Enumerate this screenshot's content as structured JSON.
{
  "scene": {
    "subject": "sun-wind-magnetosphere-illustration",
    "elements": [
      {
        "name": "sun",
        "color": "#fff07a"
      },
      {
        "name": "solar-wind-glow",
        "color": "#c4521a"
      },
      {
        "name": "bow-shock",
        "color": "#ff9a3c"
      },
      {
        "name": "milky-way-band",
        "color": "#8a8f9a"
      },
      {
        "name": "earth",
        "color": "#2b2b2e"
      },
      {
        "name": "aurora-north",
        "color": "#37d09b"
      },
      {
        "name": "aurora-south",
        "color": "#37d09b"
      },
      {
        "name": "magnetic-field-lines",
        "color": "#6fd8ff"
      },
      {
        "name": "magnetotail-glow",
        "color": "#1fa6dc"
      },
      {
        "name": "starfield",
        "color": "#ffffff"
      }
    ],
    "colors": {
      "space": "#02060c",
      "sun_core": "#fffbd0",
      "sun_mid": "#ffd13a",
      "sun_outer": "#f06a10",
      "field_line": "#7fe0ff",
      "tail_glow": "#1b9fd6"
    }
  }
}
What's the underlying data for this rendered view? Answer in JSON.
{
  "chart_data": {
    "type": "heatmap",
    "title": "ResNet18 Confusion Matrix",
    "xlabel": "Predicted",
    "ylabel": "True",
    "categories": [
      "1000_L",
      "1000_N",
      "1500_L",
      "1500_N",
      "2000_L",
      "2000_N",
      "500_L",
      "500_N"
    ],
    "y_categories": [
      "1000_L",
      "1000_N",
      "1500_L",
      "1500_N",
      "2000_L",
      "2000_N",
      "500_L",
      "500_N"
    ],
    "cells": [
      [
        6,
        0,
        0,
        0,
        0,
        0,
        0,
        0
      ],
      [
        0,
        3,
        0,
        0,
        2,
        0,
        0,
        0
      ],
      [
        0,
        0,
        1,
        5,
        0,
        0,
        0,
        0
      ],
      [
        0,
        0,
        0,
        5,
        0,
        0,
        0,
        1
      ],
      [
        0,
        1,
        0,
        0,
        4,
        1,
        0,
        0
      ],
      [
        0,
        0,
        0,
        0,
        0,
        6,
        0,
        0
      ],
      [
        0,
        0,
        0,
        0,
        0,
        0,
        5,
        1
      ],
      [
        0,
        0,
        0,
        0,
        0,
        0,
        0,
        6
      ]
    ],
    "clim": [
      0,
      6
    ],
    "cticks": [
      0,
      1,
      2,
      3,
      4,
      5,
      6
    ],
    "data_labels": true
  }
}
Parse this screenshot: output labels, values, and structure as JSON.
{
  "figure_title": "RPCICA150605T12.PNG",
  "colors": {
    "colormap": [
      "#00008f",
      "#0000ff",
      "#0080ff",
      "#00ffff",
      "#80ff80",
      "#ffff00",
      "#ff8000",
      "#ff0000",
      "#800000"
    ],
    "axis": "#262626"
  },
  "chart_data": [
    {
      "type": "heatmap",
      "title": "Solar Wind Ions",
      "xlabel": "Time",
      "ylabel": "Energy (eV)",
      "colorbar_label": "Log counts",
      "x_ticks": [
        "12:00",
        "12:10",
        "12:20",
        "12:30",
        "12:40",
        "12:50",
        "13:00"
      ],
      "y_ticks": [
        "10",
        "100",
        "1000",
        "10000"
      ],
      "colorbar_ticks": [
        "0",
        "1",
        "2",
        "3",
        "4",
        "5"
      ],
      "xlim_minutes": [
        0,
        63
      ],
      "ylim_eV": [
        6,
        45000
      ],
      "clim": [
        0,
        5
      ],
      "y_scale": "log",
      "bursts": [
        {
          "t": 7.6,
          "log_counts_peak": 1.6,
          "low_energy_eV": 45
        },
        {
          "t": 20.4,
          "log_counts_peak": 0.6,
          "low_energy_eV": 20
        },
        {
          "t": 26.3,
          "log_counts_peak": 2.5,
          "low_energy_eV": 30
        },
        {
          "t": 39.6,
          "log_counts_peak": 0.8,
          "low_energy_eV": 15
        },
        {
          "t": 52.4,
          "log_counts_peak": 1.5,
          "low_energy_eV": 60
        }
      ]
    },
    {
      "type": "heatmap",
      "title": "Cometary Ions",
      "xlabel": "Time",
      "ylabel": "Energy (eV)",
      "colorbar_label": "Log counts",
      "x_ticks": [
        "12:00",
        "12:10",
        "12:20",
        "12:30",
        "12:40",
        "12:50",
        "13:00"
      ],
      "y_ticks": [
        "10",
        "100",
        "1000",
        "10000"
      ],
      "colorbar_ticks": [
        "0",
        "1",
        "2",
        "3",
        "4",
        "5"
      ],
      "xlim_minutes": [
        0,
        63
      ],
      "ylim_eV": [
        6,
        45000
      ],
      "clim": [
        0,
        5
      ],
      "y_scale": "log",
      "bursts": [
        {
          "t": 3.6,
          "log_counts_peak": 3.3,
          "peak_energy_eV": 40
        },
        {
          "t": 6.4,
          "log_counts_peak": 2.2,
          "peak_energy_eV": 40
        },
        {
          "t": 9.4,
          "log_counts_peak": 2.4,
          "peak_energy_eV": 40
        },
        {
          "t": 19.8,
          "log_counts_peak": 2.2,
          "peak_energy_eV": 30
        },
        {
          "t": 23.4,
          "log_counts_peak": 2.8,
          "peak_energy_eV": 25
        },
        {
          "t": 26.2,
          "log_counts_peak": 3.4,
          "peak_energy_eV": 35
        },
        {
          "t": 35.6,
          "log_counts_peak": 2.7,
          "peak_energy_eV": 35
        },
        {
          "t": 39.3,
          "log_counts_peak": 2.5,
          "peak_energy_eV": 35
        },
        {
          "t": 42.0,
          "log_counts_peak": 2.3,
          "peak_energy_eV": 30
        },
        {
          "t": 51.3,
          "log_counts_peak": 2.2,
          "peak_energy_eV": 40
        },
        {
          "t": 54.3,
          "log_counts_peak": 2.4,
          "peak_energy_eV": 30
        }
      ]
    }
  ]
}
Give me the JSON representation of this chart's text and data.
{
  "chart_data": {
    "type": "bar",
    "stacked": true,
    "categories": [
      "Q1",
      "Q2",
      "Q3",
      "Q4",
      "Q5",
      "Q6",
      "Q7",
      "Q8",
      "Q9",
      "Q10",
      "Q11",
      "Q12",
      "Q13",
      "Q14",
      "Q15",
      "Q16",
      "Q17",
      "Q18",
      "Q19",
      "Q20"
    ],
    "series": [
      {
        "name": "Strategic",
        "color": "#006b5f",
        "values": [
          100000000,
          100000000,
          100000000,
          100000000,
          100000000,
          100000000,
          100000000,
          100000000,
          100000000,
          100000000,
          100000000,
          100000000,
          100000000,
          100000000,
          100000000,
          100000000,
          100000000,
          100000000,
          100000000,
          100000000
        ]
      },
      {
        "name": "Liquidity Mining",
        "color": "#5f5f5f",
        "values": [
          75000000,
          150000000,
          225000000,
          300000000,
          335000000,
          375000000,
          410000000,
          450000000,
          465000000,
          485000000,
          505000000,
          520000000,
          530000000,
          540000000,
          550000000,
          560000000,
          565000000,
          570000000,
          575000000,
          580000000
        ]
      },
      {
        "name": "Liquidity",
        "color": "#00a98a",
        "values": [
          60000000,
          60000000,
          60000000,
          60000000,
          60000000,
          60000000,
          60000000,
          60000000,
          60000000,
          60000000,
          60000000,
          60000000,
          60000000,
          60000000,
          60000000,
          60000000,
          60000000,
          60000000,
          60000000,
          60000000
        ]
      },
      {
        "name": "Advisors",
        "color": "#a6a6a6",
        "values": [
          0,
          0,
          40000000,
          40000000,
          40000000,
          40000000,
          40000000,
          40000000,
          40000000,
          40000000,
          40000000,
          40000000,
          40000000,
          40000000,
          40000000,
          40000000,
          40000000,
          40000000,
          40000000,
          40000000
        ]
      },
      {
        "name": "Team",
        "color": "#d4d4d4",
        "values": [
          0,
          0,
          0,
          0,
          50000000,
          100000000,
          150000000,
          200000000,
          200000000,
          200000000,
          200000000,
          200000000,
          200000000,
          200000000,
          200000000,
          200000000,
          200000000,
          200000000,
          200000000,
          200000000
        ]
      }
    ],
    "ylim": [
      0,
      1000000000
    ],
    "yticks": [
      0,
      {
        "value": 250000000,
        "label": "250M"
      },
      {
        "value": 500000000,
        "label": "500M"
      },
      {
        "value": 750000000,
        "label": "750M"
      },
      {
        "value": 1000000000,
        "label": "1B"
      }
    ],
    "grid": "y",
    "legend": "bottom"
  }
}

★ ★ ★ ★ ★

Exercise »
Read the entries and select each line where the word "aurora" is found.

Answer to this task »
        "name": "aurora-north",
        "name": "aurora-south",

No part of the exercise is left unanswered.